## Start RECORD LIST
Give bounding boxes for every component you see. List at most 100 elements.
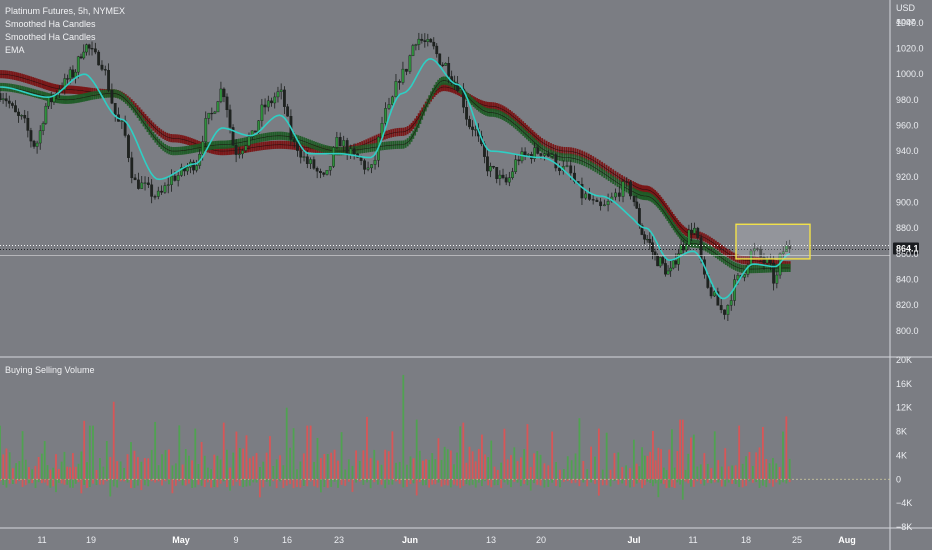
candle-body [103, 69, 107, 71]
volume-bar-negative [272, 479, 275, 482]
volume-bar-negative [496, 479, 499, 486]
volume-bar-negative [727, 479, 730, 483]
volume-bar-negative [443, 479, 446, 485]
volume-bar [366, 416, 368, 480]
volume-bar-negative [210, 479, 212, 488]
volume-bar [516, 461, 519, 480]
volume-bar [605, 432, 608, 480]
volume-bar [555, 462, 557, 480]
volume-bar-negative [344, 479, 347, 486]
volume-bar-negative [551, 479, 554, 483]
volume-bar [262, 461, 265, 480]
volume-bar-negative [539, 479, 542, 486]
candle-body [20, 115, 24, 117]
volume-bar [147, 458, 150, 480]
volume-bar-negative [57, 479, 60, 483]
ema-line-group [0, 57, 791, 300]
volume-bar-negative [15, 479, 18, 484]
volume-bar-negative [384, 479, 387, 489]
price-tick-label: 880.0 [896, 223, 919, 233]
volume-bar [178, 425, 181, 480]
candle-body [349, 148, 353, 155]
volume-bar [140, 461, 143, 480]
candle-body [160, 190, 164, 193]
volume-bars [0, 374, 890, 500]
candle-body [10, 103, 14, 106]
volume-bar [775, 463, 778, 480]
candle-body [143, 182, 147, 184]
volume-bar [590, 446, 592, 480]
volume-axis[interactable]: 20K 16K 12K 8K 4K 0 −4K −8K [896, 355, 912, 532]
volume-bar-negative [262, 479, 265, 488]
time-axis[interactable]: 11 19 May 9 16 23 Jun 13 20 Jul 11 18 25 Aug [37, 535, 855, 545]
candle-body [602, 204, 606, 207]
volume-bar [269, 436, 271, 480]
volume-bar-negative [724, 479, 727, 487]
candle-body [133, 177, 137, 181]
volume-bar-negative [130, 479, 132, 489]
volume-bar [34, 465, 37, 480]
volume-bar-negative [46, 479, 49, 486]
volume-bar-negative [387, 479, 390, 485]
volume-panel-title[interactable]: Buying Selling Volume [5, 365, 95, 375]
volume-bar-negative [422, 479, 424, 486]
indicator-label-smoothed-ha-1[interactable]: Smoothed Ha Candles [5, 19, 96, 29]
volume-bar [258, 466, 261, 480]
candle-body [595, 199, 599, 203]
volume-bar-negative [621, 479, 624, 484]
volume-bar-negative [313, 479, 315, 487]
candle-body [554, 154, 558, 169]
price-tick-label: 1000.0 [896, 69, 924, 79]
candle-body [216, 101, 220, 113]
volume-bar [418, 450, 421, 480]
volume-tick-label: 8K [896, 427, 907, 437]
candle-body [462, 88, 465, 108]
volume-bar-negative [710, 479, 713, 484]
candle-body [441, 64, 445, 66]
candle-body [332, 147, 335, 167]
candle-body [723, 309, 726, 315]
volume-bar-negative [69, 479, 71, 488]
candle-body [263, 104, 267, 108]
volume-tick-label: 0 [896, 474, 901, 484]
candle-body [645, 238, 649, 241]
candle-body [411, 45, 415, 56]
candle-body [426, 39, 430, 42]
volume-bar [536, 450, 539, 480]
candle-body [435, 45, 439, 55]
time-tick-label: 19 [86, 535, 96, 545]
volume-bar [316, 437, 319, 480]
candle-body [201, 141, 205, 155]
volume-bar-negative [49, 479, 52, 488]
volume-bar-negative [690, 479, 692, 487]
candle-body [335, 137, 339, 148]
volume-bar [543, 463, 546, 480]
volume-bar-negative [406, 479, 408, 487]
candle-body [82, 51, 86, 59]
volume-bar-negative [440, 479, 443, 487]
price-axis[interactable]: 800.0 820.0 840.0 860.0 880.0 900.0 920.0 940.0… [896, 18, 924, 336]
volume-bar-negative [60, 479, 63, 484]
candle-body [765, 259, 769, 264]
volume-bar [289, 447, 292, 480]
volume-bar [116, 461, 119, 480]
volume-bar [409, 456, 412, 480]
volume-bar-negative [369, 479, 372, 489]
candle-body [234, 145, 238, 155]
volume-bar [539, 454, 542, 480]
indicator-label-ema[interactable]: EMA [5, 45, 25, 55]
volume-bar [710, 468, 713, 480]
volume-bar [380, 464, 383, 480]
volume-tick-label: 4K [896, 450, 907, 460]
volume-bar-negative [289, 479, 292, 485]
volume-bar-negative [157, 479, 160, 482]
volume-bar-negative [252, 479, 255, 483]
indicator-label-smoothed-ha-2[interactable]: Smoothed Ha Candles [5, 32, 96, 42]
volume-bar [646, 455, 649, 480]
candle-body [44, 105, 48, 124]
candle-body [192, 161, 195, 171]
candle-body [153, 196, 157, 198]
candle-body [729, 300, 733, 306]
volume-bar [299, 461, 302, 480]
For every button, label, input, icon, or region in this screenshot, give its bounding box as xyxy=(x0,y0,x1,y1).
## End RECORD LIST
### WHAT YOU SHOULD DO:
Rewrite the records above with "Smoothed Ha Candles" swapped for "Heikin Ashi Candles" everywhere it occurs, keeping everything else unchanged. Leave out the pictures.

### ANSWER TO THIS PROBLEM:
Give bounding boxes for every component you see. List at most 100 elements.
candle-body [103, 69, 107, 71]
volume-bar-negative [272, 479, 275, 482]
volume-bar-negative [496, 479, 499, 486]
volume-bar-negative [727, 479, 730, 483]
volume-bar-negative [443, 479, 446, 485]
volume-bar [366, 416, 368, 480]
volume-bar-negative [210, 479, 212, 488]
volume-bar [516, 461, 519, 480]
volume-bar [605, 432, 608, 480]
volume-bar [555, 462, 557, 480]
volume-bar-negative [344, 479, 347, 486]
volume-bar-negative [551, 479, 554, 483]
volume-bar [262, 461, 265, 480]
volume-bar-negative [539, 479, 542, 486]
candle-body [20, 115, 24, 117]
volume-bar [147, 458, 150, 480]
volume-bar-negative [57, 479, 60, 483]
ema-line-group [0, 57, 791, 300]
volume-bar-negative [15, 479, 18, 484]
volume-bar-negative [384, 479, 387, 489]
price-tick-label: 880.0 [896, 223, 919, 233]
volume-bar [178, 425, 181, 480]
candle-body [349, 148, 353, 155]
volume-bar [140, 461, 143, 480]
candle-body [160, 190, 164, 193]
volume-bars [0, 374, 890, 500]
candle-body [10, 103, 14, 106]
volume-bar [775, 463, 778, 480]
candle-body [143, 182, 147, 184]
volume-bar [590, 446, 592, 480]
volume-axis[interactable]: 20K 16K 12K 8K 4K 0 −4K −8K [896, 355, 912, 532]
volume-bar-negative [262, 479, 265, 488]
time-axis[interactable]: 11 19 May 9 16 23 Jun 13 20 Jul 11 18 25 Aug [37, 535, 855, 545]
candle-body [602, 204, 606, 207]
volume-bar [269, 436, 271, 480]
volume-bar-negative [724, 479, 727, 487]
candle-body [133, 177, 137, 181]
volume-bar-negative [130, 479, 132, 489]
volume-bar [34, 465, 37, 480]
volume-bar-negative [46, 479, 49, 486]
volume-bar-negative [387, 479, 390, 485]
volume-panel-title[interactable]: Buying Selling Volume [5, 365, 95, 375]
volume-bar-negative [422, 479, 424, 486]
indicator-label-smoothed-ha-1[interactable]: Heikin Ashi Candles [5, 19, 96, 29]
volume-bar [258, 466, 261, 480]
candle-body [595, 199, 599, 203]
volume-bar-negative [621, 479, 624, 484]
volume-bar-negative [313, 479, 315, 487]
candle-body [554, 154, 558, 169]
price-tick-label: 1000.0 [896, 69, 924, 79]
candle-body [216, 101, 220, 113]
volume-bar [418, 450, 421, 480]
volume-tick-label: 8K [896, 427, 907, 437]
candle-body [462, 88, 465, 108]
volume-bar-negative [710, 479, 713, 484]
candle-body [441, 64, 445, 66]
candle-body [332, 147, 335, 167]
candle-body [723, 309, 726, 315]
volume-bar-negative [69, 479, 71, 488]
candle-body [263, 104, 267, 108]
volume-tick-label: 0 [896, 474, 901, 484]
candle-body [645, 238, 649, 241]
candle-body [411, 45, 415, 56]
candle-body [426, 39, 430, 42]
volume-bar [536, 450, 539, 480]
candle-body [435, 45, 439, 55]
time-tick-label: 19 [86, 535, 96, 545]
volume-bar [316, 437, 319, 480]
candle-body [201, 141, 205, 155]
volume-bar-negative [49, 479, 52, 488]
volume-bar-negative [690, 479, 692, 487]
candle-body [335, 137, 339, 148]
volume-bar [543, 463, 546, 480]
volume-bar-negative [406, 479, 408, 487]
candle-body [82, 51, 86, 59]
volume-bar-negative [440, 479, 443, 487]
price-axis[interactable]: 800.0 820.0 840.0 860.0 880.0 900.0 920.0 940.0… [896, 18, 924, 336]
volume-bar-negative [60, 479, 63, 484]
candle-body [765, 259, 769, 264]
volume-bar [289, 447, 292, 480]
volume-bar [116, 461, 119, 480]
volume-bar [409, 456, 412, 480]
volume-bar-negative [369, 479, 372, 489]
candle-body [234, 145, 238, 155]
volume-bar [539, 454, 542, 480]
indicator-label-ema[interactable]: EMA [5, 45, 25, 55]
volume-bar [710, 468, 713, 480]
volume-bar [380, 464, 383, 480]
volume-tick-label: 4K [896, 450, 907, 460]
volume-bar-negative [289, 479, 292, 485]
volume-bar-negative [157, 479, 160, 482]
volume-bar-negative [252, 479, 255, 483]
indicator-label-smoothed-ha-2[interactable]: Heikin Ashi Candles [5, 32, 96, 42]
volume-bar [646, 455, 649, 480]
candle-body [44, 105, 48, 124]
candle-body [192, 161, 195, 171]
candle-body [153, 196, 157, 198]
candle-body [729, 300, 733, 306]
volume-bar [299, 461, 302, 480]
For every button, label, input, icon, or region in this screenshot, give its bounding box as xyxy=(x0,y0,x1,y1).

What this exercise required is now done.